Data rows:
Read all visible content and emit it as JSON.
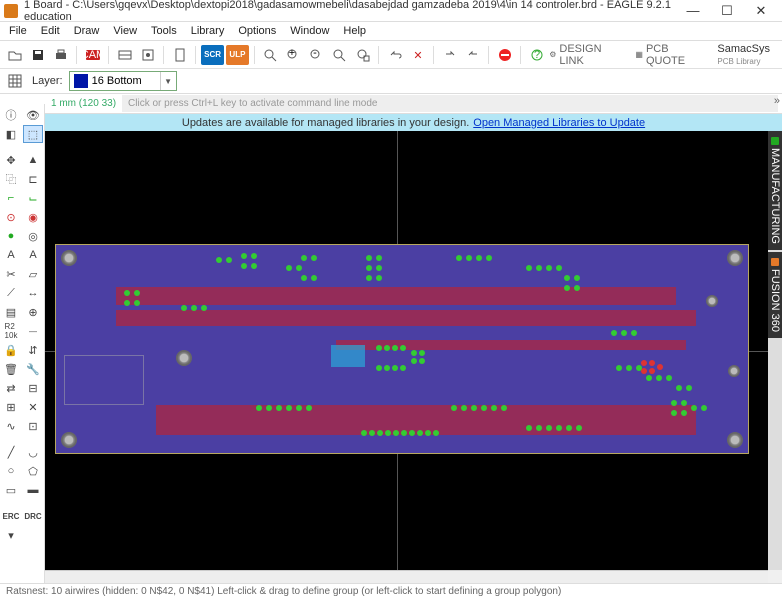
{
  "title": "1 Board - C:\\Users\\gqevx\\Desktop\\dextopi2018\\gadasamowmebeli\\dasabejdad gamzadeba 2019\\4\\in 14 controler.brd - EAGLE 9.2.1 education",
  "menus": [
    "File",
    "Edit",
    "Draw",
    "View",
    "Tools",
    "Library",
    "Options",
    "Window",
    "Help"
  ],
  "layer": {
    "label": "Layer:",
    "selected": "16 Bottom"
  },
  "coord": "1 mm (120 33)",
  "cmdline_placeholder": "Click or press Ctrl+L key to activate command line mode",
  "banner": {
    "text": "Updates are available for managed libraries in your design. ",
    "link": "Open Managed Libraries to Update"
  },
  "vtabs": {
    "a": "MANUFACTURING",
    "b": "FUSION 360"
  },
  "status": "Ratsnest: 10 airwires (hidden: 0 N$42, 0 N$41) Left-click & drag to define group (or left-click to start defining a group polygon)",
  "brand": {
    "design_link": "DESIGN LINK",
    "pcb_quote": "PCB QUOTE",
    "samacsys": "SamacSys",
    "samacsys_sub": "PCB Library"
  },
  "buttons": {
    "scr": "SCR",
    "ulp": "ULP",
    "erc": "ERC",
    "drc": "DRC"
  }
}
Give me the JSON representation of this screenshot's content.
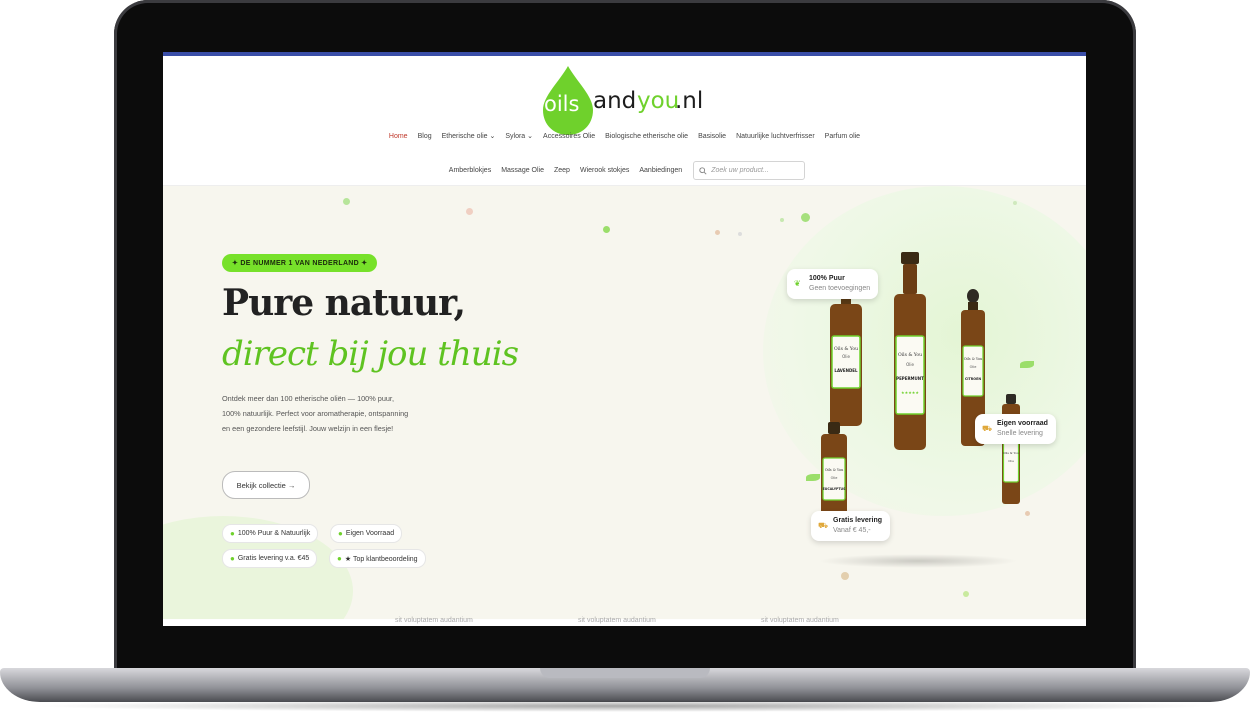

What this task involves:
Tell how many lines of the data above hold the string "JSON". Give only the number.

Complete output:
2